Stored data entries
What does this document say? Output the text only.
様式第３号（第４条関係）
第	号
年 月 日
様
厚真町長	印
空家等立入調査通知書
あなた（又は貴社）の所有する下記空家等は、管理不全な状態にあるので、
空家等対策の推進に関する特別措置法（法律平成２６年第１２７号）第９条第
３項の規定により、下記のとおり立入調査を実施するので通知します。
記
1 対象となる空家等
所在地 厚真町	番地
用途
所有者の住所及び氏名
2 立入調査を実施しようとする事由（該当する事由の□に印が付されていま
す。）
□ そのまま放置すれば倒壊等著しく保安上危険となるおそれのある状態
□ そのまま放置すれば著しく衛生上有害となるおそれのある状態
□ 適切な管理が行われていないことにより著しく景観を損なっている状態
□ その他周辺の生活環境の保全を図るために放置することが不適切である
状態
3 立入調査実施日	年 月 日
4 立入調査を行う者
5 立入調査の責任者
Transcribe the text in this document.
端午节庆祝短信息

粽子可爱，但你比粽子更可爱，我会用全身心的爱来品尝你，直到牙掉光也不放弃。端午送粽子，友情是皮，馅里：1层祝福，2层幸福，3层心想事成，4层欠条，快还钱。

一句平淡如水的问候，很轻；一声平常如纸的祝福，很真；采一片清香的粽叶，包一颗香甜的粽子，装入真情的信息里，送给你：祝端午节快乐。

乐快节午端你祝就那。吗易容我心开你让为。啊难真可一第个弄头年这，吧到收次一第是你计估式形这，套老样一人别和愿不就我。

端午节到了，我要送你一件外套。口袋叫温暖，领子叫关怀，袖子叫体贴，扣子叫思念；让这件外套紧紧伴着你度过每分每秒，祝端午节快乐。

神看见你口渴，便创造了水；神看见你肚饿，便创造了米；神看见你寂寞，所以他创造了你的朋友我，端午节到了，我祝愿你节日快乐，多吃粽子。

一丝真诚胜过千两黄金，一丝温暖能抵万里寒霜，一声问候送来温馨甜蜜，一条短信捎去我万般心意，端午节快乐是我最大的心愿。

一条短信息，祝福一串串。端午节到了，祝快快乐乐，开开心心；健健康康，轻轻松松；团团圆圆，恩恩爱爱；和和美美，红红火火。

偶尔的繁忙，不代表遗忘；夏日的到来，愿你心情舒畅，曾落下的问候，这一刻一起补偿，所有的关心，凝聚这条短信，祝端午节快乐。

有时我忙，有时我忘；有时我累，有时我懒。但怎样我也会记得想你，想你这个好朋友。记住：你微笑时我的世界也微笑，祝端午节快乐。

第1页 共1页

● **WORK TO COMPLETE**: Show every line in the records above that contains the word "text".

● **REPLY TO THE EXERCISE**:
What does this document say? Output the text only.
Transcribe the text in this document.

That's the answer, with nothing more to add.